### Directions for this task
Write out the full set of records below exactly.

### Material provided
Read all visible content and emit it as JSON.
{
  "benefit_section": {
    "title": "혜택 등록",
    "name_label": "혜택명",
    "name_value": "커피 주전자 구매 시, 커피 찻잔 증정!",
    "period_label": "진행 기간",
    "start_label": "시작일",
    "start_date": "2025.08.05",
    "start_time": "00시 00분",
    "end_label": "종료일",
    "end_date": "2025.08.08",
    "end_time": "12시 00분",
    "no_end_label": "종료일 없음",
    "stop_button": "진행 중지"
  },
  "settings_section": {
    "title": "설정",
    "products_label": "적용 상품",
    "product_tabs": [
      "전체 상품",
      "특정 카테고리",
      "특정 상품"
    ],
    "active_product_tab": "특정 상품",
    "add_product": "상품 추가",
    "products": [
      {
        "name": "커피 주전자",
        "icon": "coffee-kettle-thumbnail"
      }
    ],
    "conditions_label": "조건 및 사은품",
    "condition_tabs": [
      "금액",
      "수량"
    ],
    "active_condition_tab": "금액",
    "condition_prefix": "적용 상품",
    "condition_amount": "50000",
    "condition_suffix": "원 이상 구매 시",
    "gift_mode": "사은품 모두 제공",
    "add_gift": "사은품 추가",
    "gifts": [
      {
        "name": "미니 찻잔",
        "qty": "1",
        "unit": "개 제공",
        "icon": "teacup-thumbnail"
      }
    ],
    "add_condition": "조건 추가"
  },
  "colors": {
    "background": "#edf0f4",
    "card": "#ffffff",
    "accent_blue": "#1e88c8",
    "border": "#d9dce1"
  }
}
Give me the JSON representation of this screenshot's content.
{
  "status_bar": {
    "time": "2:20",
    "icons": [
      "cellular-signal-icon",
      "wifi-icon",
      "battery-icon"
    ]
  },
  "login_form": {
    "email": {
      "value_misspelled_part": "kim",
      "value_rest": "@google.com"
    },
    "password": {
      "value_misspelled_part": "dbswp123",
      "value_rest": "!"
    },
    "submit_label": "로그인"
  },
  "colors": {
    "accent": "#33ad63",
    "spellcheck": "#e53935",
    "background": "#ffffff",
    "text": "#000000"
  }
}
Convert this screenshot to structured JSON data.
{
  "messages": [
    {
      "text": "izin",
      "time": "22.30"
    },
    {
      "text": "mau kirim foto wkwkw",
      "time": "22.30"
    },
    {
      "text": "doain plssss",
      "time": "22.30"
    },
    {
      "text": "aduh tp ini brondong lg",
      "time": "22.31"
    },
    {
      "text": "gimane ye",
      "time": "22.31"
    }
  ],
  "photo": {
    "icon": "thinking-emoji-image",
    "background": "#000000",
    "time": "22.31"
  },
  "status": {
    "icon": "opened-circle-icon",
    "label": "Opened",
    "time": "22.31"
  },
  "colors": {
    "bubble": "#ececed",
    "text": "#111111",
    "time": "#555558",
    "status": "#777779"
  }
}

### Written response
Read all visible content and emit it as JSON.
{
  "benefit_section": {
    "title": "혜택 등록",
    "name_label": "혜택명",
    "name_value": "커피 주전자 구매 시, 커피 찻잔 증정!",
    "period_label": "진행 기간",
    "start_label": "시작일",
    "start_date": "2025.08.05",
    "start_time": "00시 00분",
    "end_label": "종료일",
    "end_date": "2025.08.08",
    "end_time": "12시 00분",
    "no_end_label": "종료일 없음",
    "stop_button": "진행 중지"
  },
  "settings_section": {
    "title": "설정",
    "products_label": "적용 상품",
    "product_tabs": [
      "전체 상품",
      "특정 카테고리",
      "특정 상품"
    ],
    "active_product_tab": "특정 상품",
    "add_product": "상품 추가",
    "products": [
      {
        "name": "커피 주전자",
        "icon": "coffee-kettle-thumbnail"
      }
    ],
    "conditions_label": "조건 및 사은품",
    "condition_tabs": [
      "금액",
      "수량"
    ],
    "active_condition_tab": "금액",
    "condition_prefix": "적용 상품",
    "condition_amount": "50000",
    "condition_suffix": "원 이상 구매 시",
    "gift_mode": "사은품 모두 제공",
    "add_gift": "사은품 추가",
    "gifts": [
      {
        "name": "미니 찻잔",
        "qty": "1",
        "unit": "개 제공",
        "icon": "teacup-thumbnail"
      }
    ],
    "add_condition": "조건 추가"
  },
  "colors": {
    "background": "#edf0f4",
    "card": "#ffffff",
    "accent_blue": "#1e88c8",
    "border": "#d9dce1"
  }
}
Give me the JSON representation of this screenshot's content.
{
  "status_bar": {
    "time": "2:20",
    "icons": [
      "cellular-signal-icon",
      "wifi-icon",
      "battery-icon"
    ]
  },
  "login_form": {
    "email": {
      "value_misspelled_part": "kim",
      "value_rest": "@google.com"
    },
    "password": {
      "value_misspelled_part": "dbswp123",
      "value_rest": "!"
    },
    "submit_label": "로그인"
  },
  "colors": {
    "accent": "#33ad63",
    "spellcheck": "#e53935",
    "background": "#ffffff",
    "text": "#000000"
  }
}
Convert this screenshot to structured JSON data.
{
  "messages": [
    {
      "text": "izin",
      "time": "22.30"
    },
    {
      "text": "mau kirim foto wkwkw",
      "time": "22.30"
    },
    {
      "text": "doain plssss",
      "time": "22.30"
    },
    {
      "text": "aduh tp ini brondong lg",
      "time": "22.31"
    },
    {
      "text": "gimane ye",
      "time": "22.31"
    }
  ],
  "photo": {
    "icon": "thinking-emoji-image",
    "background": "#000000",
    "time": "22.31"
  },
  "status": {
    "icon": "opened-circle-icon",
    "label": "Opened",
    "time": "22.31"
  },
  "colors": {
    "bubble": "#ececed",
    "text": "#111111",
    "time": "#555558",
    "status": "#777779"
  }
}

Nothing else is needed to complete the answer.